=== Exercise objective ===
Go through the entries below and collect each line with the string "badge" in it.

— START —

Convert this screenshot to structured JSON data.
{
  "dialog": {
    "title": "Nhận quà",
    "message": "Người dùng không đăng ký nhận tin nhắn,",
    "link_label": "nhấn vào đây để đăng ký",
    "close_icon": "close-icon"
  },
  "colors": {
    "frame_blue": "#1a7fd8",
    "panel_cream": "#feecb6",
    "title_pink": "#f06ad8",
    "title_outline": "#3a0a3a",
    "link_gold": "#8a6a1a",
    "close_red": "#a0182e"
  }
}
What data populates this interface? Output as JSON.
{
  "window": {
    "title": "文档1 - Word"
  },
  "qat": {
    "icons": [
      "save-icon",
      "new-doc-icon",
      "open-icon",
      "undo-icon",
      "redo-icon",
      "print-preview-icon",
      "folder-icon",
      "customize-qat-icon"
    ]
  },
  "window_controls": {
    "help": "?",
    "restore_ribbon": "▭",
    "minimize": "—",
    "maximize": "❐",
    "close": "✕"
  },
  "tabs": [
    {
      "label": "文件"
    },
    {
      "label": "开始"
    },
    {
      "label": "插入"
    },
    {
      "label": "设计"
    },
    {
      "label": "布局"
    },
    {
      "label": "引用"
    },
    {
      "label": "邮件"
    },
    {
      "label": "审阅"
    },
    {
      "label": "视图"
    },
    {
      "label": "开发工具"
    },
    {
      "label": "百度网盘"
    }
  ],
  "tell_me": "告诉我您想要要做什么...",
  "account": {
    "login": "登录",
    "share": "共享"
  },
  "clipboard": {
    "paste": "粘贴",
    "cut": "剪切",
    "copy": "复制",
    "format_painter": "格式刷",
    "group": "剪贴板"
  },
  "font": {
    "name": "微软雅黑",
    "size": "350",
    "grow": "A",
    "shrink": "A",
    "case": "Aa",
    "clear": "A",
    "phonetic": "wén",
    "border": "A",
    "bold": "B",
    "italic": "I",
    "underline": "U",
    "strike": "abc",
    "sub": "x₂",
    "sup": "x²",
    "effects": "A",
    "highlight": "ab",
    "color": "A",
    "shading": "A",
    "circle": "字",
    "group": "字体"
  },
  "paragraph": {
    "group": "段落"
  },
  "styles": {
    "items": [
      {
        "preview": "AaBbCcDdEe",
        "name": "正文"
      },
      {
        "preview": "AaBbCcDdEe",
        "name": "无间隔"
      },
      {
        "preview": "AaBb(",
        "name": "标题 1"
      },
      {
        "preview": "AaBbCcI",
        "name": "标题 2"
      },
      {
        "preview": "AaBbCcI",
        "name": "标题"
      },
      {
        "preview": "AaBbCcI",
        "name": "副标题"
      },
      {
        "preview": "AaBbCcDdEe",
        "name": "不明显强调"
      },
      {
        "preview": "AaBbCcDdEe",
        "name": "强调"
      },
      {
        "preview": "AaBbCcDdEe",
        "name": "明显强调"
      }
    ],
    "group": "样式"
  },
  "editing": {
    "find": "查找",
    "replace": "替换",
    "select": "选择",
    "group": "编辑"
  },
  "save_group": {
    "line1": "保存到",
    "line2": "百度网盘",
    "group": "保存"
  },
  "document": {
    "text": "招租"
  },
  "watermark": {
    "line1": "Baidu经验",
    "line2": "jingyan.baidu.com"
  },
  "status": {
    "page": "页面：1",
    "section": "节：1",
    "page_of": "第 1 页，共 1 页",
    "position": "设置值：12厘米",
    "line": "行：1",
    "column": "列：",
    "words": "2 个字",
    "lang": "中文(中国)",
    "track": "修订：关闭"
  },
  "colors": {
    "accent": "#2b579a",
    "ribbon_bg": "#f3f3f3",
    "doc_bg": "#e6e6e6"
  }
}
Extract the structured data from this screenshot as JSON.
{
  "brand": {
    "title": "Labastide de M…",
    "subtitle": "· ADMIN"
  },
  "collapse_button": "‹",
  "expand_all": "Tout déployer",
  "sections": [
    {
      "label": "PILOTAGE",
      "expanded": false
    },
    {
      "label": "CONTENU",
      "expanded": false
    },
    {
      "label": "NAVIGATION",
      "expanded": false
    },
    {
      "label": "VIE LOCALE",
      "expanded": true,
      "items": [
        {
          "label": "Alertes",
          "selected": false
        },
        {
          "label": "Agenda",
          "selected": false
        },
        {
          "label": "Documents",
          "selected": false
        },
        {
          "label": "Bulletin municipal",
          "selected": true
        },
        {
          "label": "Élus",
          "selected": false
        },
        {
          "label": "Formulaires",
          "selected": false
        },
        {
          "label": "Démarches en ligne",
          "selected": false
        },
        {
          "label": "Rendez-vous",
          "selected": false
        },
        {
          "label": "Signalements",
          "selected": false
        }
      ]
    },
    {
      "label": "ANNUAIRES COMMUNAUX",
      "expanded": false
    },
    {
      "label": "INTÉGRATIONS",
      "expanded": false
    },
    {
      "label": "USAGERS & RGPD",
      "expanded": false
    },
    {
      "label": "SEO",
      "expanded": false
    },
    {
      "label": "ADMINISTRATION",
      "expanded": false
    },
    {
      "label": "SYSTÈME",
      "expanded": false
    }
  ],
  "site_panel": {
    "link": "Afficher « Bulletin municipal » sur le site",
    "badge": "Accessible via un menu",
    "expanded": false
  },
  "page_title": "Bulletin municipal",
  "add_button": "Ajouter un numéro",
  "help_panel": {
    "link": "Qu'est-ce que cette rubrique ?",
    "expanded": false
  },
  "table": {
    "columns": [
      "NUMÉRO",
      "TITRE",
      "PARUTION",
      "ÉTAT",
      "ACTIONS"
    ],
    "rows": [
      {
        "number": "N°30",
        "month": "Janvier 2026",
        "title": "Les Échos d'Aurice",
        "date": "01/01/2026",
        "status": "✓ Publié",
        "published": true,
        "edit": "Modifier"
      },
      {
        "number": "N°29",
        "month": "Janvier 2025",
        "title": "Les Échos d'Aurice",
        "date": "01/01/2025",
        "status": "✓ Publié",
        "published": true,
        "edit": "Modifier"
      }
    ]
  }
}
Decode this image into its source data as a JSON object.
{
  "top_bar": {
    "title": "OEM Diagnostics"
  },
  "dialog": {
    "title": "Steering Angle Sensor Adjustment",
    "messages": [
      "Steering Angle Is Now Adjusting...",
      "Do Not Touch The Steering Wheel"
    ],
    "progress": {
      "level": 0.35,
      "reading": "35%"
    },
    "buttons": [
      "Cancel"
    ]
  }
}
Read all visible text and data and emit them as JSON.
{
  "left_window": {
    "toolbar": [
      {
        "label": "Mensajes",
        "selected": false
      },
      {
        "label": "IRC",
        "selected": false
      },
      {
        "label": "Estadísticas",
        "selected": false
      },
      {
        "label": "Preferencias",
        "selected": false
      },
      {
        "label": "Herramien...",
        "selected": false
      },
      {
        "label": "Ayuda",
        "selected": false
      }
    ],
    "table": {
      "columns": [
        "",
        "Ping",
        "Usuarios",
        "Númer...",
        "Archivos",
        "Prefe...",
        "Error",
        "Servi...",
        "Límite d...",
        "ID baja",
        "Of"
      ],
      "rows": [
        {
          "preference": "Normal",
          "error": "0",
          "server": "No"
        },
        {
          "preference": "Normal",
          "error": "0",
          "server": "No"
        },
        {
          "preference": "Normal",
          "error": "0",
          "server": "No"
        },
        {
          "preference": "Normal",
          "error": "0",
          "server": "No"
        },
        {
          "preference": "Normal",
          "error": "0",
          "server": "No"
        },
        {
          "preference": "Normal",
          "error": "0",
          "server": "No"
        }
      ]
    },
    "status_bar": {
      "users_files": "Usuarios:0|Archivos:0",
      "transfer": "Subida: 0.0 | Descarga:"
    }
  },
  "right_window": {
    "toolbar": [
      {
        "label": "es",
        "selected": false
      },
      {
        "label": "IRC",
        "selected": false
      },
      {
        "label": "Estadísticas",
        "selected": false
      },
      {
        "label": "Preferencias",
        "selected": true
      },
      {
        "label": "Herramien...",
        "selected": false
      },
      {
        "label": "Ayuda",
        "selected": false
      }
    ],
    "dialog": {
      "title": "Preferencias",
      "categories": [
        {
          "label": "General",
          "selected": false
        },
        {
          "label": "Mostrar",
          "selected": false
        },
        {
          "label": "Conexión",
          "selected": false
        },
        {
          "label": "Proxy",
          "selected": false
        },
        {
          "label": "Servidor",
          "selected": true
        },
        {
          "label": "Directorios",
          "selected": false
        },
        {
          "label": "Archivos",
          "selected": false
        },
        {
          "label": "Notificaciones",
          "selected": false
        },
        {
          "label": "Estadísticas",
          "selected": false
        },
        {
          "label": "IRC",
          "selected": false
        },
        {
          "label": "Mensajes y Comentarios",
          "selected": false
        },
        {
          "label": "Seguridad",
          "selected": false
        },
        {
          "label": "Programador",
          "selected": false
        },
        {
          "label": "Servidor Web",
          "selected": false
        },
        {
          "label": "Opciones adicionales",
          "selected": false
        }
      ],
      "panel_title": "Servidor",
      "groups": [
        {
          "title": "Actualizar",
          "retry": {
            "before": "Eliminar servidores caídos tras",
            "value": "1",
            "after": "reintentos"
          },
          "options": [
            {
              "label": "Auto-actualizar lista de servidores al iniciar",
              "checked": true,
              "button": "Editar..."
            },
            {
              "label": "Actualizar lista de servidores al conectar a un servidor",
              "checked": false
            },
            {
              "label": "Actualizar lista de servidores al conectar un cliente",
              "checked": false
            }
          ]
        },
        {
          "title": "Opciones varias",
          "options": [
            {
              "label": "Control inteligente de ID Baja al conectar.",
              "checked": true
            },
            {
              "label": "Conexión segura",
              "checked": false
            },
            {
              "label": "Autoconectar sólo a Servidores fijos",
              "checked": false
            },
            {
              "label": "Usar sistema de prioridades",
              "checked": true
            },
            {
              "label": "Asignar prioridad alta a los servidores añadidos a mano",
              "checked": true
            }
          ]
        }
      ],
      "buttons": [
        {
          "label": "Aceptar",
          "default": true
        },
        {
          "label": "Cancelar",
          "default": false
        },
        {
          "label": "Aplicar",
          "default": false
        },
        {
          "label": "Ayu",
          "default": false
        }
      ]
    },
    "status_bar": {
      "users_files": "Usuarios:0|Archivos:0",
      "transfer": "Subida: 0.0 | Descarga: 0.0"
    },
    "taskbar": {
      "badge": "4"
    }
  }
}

— END —

=== Answer to the exercise ===
    "badge": "Accessible via un menu",
      "badge": "4"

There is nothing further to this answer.